- [WORK TO DO]
Present the following entries again, word for word and in full.

───── DATA TO USE ─────

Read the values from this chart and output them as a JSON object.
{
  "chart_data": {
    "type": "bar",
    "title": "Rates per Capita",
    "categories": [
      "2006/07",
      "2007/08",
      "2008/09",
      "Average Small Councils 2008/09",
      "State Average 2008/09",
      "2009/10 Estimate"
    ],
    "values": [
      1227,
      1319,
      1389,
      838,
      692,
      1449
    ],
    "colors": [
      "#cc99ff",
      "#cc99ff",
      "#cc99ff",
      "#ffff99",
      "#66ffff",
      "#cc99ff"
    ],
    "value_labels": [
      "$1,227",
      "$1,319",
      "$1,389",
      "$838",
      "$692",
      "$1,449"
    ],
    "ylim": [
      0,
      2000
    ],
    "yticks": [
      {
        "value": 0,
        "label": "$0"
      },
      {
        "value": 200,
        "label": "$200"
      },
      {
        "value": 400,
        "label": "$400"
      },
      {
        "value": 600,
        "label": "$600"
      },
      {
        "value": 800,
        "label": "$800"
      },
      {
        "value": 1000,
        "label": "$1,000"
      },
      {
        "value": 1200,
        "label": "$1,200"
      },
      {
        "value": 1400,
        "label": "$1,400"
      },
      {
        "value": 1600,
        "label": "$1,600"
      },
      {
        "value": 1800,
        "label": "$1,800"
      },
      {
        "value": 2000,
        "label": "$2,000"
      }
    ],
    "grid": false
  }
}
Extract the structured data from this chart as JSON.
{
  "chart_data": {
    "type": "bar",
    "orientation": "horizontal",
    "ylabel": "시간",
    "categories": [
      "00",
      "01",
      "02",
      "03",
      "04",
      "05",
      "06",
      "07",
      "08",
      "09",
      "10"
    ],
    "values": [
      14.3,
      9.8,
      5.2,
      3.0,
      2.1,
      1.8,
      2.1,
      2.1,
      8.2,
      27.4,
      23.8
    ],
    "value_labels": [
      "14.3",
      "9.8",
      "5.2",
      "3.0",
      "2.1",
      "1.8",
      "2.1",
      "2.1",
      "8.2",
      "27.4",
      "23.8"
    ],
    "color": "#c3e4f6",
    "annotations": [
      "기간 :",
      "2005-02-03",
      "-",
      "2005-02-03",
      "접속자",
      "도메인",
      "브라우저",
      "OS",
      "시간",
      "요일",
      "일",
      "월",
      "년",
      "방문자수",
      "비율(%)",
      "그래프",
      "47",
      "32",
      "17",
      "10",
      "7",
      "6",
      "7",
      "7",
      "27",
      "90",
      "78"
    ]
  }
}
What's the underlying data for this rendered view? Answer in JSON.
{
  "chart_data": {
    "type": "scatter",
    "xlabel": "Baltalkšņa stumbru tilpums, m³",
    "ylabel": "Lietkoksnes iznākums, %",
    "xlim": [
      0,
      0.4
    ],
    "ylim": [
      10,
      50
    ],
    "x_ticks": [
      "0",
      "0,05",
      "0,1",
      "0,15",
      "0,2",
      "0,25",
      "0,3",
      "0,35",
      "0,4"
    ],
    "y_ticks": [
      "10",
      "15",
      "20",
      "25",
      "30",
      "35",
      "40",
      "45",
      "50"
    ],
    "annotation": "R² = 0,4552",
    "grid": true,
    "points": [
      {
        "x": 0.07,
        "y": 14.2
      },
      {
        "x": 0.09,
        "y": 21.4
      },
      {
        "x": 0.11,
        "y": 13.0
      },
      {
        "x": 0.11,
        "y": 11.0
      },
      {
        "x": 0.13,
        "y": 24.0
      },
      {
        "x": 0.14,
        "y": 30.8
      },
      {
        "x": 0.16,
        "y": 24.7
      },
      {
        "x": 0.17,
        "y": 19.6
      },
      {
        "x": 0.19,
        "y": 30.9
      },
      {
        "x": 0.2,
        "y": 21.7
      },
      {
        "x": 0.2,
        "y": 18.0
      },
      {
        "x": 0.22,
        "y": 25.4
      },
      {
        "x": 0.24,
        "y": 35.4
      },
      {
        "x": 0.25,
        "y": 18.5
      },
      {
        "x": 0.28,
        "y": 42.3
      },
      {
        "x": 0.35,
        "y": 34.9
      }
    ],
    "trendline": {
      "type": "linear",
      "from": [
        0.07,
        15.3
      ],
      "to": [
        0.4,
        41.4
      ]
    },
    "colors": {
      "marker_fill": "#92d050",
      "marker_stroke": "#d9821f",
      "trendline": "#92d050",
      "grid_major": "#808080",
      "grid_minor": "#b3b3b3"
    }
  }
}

─────

- [RESULT OF THIS EXERCISE]
Read the values from this chart and output them as a JSON object.
{
  "chart_data": {
    "type": "bar",
    "title": "Rates per Capita",
    "categories": [
      "2006/07",
      "2007/08",
      "2008/09",
      "Average Small Councils 2008/09",
      "State Average 2008/09",
      "2009/10 Estimate"
    ],
    "values": [
      1227,
      1319,
      1389,
      838,
      692,
      1449
    ],
    "colors": [
      "#cc99ff",
      "#cc99ff",
      "#cc99ff",
      "#ffff99",
      "#66ffff",
      "#cc99ff"
    ],
    "value_labels": [
      "$1,227",
      "$1,319",
      "$1,389",
      "$838",
      "$692",
      "$1,449"
    ],
    "ylim": [
      0,
      2000
    ],
    "yticks": [
      {
        "value": 0,
        "label": "$0"
      },
      {
        "value": 200,
        "label": "$200"
      },
      {
        "value": 400,
        "label": "$400"
      },
      {
        "value": 600,
        "label": "$600"
      },
      {
        "value": 800,
        "label": "$800"
      },
      {
        "value": 1000,
        "label": "$1,000"
      },
      {
        "value": 1200,
        "label": "$1,200"
      },
      {
        "value": 1400,
        "label": "$1,400"
      },
      {
        "value": 1600,
        "label": "$1,600"
      },
      {
        "value": 1800,
        "label": "$1,800"
      },
      {
        "value": 2000,
        "label": "$2,000"
      }
    ],
    "grid": false
  }
}
Extract the structured data from this chart as JSON.
{
  "chart_data": {
    "type": "bar",
    "orientation": "horizontal",
    "ylabel": "시간",
    "categories": [
      "00",
      "01",
      "02",
      "03",
      "04",
      "05",
      "06",
      "07",
      "08",
      "09",
      "10"
    ],
    "values": [
      14.3,
      9.8,
      5.2,
      3.0,
      2.1,
      1.8,
      2.1,
      2.1,
      8.2,
      27.4,
      23.8
    ],
    "value_labels": [
      "14.3",
      "9.8",
      "5.2",
      "3.0",
      "2.1",
      "1.8",
      "2.1",
      "2.1",
      "8.2",
      "27.4",
      "23.8"
    ],
    "color": "#c3e4f6",
    "annotations": [
      "기간 :",
      "2005-02-03",
      "-",
      "2005-02-03",
      "접속자",
      "도메인",
      "브라우저",
      "OS",
      "시간",
      "요일",
      "일",
      "월",
      "년",
      "방문자수",
      "비율(%)",
      "그래프",
      "47",
      "32",
      "17",
      "10",
      "7",
      "6",
      "7",
      "7",
      "27",
      "90",
      "78"
    ]
  }
}
What's the underlying data for this rendered view? Answer in JSON.
{
  "chart_data": {
    "type": "scatter",
    "xlabel": "Baltalkšņa stumbru tilpums, m³",
    "ylabel": "Lietkoksnes iznākums, %",
    "xlim": [
      0,
      0.4
    ],
    "ylim": [
      10,
      50
    ],
    "x_ticks": [
      "0",
      "0,05",
      "0,1",
      "0,15",
      "0,2",
      "0,25",
      "0,3",
      "0,35",
      "0,4"
    ],
    "y_ticks": [
      "10",
      "15",
      "20",
      "25",
      "30",
      "35",
      "40",
      "45",
      "50"
    ],
    "annotation": "R² = 0,4552",
    "grid": true,
    "points": [
      {
        "x": 0.07,
        "y": 14.2
      },
      {
        "x": 0.09,
        "y": 21.4
      },
      {
        "x": 0.11,
        "y": 13.0
      },
      {
        "x": 0.11,
        "y": 11.0
      },
      {
        "x": 0.13,
        "y": 24.0
      },
      {
        "x": 0.14,
        "y": 30.8
      },
      {
        "x": 0.16,
        "y": 24.7
      },
      {
        "x": 0.17,
        "y": 19.6
      },
      {
        "x": 0.19,
        "y": 30.9
      },
      {
        "x": 0.2,
        "y": 21.7
      },
      {
        "x": 0.2,
        "y": 18.0
      },
      {
        "x": 0.22,
        "y": 25.4
      },
      {
        "x": 0.24,
        "y": 35.4
      },
      {
        "x": 0.25,
        "y": 18.5
      },
      {
        "x": 0.28,
        "y": 42.3
      },
      {
        "x": 0.35,
        "y": 34.9
      }
    ],
    "trendline": {
      "type": "linear",
      "from": [
        0.07,
        15.3
      ],
      "to": [
        0.4,
        41.4
      ]
    },
    "colors": {
      "marker_fill": "#92d050",
      "marker_stroke": "#d9821f",
      "trendline": "#92d050",
      "grid_major": "#808080",
      "grid_minor": "#b3b3b3"
    }
  }
}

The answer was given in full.